---------- DATA EXTRACT
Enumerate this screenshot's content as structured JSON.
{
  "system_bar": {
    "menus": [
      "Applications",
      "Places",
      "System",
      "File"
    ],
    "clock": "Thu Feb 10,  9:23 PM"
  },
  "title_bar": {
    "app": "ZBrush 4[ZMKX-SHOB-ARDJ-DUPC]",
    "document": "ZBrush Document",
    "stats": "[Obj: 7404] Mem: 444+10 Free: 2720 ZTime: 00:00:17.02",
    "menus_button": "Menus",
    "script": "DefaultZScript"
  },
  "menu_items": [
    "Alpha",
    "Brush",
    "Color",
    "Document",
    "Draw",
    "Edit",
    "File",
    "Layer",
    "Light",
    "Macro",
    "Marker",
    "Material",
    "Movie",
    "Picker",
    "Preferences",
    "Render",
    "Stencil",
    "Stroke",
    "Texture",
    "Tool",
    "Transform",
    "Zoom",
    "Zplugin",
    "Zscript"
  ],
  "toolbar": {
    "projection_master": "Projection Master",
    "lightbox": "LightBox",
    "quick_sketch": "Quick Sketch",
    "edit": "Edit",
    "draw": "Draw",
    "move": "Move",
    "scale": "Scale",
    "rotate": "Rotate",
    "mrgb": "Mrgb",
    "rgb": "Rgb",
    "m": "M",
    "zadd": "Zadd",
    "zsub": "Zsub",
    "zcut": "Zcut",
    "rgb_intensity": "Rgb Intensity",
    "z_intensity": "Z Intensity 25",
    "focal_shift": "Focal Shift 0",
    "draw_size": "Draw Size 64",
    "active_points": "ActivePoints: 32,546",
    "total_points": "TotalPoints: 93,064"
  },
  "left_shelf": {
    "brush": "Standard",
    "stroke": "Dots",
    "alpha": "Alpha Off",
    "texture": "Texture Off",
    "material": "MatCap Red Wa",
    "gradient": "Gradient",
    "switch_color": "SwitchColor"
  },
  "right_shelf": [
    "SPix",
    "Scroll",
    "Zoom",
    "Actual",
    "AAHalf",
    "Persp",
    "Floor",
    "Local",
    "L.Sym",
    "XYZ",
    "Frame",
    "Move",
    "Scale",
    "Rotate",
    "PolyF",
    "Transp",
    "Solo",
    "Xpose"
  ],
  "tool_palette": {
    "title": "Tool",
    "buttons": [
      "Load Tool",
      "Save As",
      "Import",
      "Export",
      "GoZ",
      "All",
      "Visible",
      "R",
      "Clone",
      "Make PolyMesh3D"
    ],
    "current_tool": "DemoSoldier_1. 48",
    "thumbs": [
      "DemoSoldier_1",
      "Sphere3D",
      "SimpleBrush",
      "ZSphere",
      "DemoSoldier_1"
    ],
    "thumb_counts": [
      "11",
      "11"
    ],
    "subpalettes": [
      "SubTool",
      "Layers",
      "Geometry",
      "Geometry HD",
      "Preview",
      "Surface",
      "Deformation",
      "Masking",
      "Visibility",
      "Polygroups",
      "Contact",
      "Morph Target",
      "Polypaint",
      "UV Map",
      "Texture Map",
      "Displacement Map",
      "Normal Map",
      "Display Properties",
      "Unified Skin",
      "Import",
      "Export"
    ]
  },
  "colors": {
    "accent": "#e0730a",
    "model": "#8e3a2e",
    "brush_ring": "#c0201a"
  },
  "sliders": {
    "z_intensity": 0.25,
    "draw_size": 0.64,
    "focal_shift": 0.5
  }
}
--------------------
_EXERCISE:_ Return only those lines of the records that contain the string "Texture".

_RESULT OF THE TASK:_
    "Texture",
    "texture": "Texture Off",
      "Texture Map",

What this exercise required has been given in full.